====== INFORMATION SUPPLIED ======

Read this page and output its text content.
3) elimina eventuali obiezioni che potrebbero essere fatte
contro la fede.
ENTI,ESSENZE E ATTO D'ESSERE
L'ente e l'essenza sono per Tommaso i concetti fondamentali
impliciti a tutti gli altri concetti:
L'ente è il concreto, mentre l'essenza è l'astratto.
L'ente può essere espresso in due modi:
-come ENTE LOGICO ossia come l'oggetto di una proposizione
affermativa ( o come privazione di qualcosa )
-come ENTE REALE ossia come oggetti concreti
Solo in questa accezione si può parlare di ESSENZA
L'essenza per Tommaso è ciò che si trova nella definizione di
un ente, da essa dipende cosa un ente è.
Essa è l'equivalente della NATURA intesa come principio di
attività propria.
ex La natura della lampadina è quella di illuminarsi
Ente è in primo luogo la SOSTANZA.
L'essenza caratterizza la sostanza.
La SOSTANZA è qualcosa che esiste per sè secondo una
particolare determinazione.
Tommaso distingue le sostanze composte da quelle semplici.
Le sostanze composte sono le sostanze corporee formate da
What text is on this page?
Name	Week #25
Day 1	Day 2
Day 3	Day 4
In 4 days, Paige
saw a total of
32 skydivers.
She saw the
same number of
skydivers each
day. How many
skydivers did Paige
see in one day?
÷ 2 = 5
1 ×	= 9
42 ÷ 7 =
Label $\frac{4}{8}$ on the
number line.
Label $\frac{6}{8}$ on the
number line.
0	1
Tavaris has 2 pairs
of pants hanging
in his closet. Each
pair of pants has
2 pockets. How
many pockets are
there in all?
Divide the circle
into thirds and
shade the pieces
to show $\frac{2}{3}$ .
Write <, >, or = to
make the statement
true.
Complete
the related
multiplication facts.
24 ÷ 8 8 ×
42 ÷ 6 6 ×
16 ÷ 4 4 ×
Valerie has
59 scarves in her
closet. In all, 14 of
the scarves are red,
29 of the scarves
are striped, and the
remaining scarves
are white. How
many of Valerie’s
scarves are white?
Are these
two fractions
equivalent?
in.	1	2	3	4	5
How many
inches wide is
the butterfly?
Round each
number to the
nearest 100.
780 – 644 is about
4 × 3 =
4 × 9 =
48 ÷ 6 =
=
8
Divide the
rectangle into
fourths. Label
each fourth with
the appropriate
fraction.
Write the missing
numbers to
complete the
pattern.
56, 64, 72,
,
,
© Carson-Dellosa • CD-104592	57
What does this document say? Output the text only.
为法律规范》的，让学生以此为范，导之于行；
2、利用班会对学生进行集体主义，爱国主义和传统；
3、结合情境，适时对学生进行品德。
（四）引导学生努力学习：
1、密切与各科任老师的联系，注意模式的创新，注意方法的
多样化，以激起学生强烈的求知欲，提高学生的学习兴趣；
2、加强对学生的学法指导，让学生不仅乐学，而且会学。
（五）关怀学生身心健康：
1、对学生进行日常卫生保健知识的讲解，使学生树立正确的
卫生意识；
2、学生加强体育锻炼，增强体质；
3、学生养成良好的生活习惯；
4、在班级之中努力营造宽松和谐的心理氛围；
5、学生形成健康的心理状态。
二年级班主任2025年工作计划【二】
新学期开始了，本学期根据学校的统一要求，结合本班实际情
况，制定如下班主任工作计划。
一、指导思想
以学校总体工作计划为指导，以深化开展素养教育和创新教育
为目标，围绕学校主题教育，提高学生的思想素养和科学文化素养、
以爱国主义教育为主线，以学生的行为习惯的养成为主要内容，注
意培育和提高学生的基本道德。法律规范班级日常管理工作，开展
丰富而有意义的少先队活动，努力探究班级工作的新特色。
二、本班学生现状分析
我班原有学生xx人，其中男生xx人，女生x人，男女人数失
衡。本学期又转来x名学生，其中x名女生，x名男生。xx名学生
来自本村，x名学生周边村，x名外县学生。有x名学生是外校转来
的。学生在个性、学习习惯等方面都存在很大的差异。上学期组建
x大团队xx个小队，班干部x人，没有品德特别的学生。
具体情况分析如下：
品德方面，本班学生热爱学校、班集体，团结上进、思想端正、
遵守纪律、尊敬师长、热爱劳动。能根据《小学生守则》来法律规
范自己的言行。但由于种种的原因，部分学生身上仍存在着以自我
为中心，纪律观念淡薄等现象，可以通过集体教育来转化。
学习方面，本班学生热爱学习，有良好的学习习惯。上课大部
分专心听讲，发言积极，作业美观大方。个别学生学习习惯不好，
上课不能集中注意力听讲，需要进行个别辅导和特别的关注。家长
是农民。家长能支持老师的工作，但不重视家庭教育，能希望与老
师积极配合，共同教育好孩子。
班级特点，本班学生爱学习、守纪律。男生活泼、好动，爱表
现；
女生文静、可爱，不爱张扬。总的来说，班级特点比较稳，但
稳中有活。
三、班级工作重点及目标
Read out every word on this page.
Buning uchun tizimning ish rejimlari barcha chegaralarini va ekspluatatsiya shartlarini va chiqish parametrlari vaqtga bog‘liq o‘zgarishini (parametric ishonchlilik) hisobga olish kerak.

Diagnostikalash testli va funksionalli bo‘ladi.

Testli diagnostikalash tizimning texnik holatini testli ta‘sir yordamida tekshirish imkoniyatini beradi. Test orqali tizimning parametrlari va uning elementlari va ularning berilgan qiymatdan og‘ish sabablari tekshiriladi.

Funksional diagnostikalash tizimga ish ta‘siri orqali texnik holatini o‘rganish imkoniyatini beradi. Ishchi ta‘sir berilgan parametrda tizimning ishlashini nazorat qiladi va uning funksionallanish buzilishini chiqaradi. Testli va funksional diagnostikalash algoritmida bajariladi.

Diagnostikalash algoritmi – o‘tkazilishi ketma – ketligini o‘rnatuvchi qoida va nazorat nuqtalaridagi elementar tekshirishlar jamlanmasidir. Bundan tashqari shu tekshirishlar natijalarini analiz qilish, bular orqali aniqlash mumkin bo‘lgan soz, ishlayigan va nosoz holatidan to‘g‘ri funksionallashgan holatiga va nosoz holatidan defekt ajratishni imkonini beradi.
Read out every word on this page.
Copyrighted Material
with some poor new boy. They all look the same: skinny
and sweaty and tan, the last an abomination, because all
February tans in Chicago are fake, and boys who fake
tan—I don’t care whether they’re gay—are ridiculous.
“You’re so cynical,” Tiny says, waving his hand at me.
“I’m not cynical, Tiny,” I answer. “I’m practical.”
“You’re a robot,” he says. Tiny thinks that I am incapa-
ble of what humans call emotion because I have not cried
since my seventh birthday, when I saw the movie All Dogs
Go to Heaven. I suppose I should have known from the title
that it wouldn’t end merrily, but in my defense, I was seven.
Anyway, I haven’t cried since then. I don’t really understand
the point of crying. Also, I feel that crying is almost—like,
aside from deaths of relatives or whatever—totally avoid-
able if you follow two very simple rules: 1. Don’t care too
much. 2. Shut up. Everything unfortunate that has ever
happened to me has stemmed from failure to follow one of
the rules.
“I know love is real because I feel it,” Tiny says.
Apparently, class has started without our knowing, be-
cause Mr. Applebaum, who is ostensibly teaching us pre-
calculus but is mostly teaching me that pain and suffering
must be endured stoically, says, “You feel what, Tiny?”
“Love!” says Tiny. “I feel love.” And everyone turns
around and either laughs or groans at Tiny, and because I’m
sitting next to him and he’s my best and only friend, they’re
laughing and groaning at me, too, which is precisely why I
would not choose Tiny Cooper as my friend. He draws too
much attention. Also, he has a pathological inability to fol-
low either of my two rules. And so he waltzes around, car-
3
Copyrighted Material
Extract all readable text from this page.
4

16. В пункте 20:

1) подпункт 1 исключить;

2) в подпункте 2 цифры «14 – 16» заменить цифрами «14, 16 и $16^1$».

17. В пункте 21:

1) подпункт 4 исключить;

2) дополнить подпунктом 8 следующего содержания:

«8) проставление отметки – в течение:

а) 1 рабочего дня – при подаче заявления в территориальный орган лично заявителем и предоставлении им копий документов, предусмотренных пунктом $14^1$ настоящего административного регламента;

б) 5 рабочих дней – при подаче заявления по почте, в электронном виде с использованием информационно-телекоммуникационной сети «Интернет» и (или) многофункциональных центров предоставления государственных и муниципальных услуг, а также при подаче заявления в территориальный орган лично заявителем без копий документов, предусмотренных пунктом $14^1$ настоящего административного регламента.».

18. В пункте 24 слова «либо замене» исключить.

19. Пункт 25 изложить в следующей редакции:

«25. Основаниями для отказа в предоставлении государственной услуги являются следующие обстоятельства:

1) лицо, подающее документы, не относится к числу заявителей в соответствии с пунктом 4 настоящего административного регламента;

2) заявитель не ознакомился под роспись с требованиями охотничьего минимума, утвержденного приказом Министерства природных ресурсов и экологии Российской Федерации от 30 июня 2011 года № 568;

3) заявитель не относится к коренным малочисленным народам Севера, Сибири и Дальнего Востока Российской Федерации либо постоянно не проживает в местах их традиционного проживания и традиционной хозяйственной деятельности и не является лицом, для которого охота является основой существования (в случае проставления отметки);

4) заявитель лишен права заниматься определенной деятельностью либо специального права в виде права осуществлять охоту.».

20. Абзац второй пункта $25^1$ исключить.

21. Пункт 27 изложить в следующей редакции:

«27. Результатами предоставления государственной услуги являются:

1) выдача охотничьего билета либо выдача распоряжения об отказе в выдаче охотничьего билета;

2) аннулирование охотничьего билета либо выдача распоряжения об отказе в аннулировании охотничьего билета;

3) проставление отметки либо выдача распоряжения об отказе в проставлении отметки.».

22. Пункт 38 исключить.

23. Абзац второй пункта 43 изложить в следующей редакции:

======

PROBLEM STATEMENT:
Collect every line above that contains the word "выдача".

SOLUTION TO THE PROBLEM:
1) выдача охотничьего билета либо выдача распоряжения об отказе в выдаче охотничьего билета;
2) аннулирование охотничьего билета либо выдача распоряжения об отказе в аннулировании охотничьего билета;
3) проставление отметки либо выдача распоряжения об отказе в проставлении отметки.».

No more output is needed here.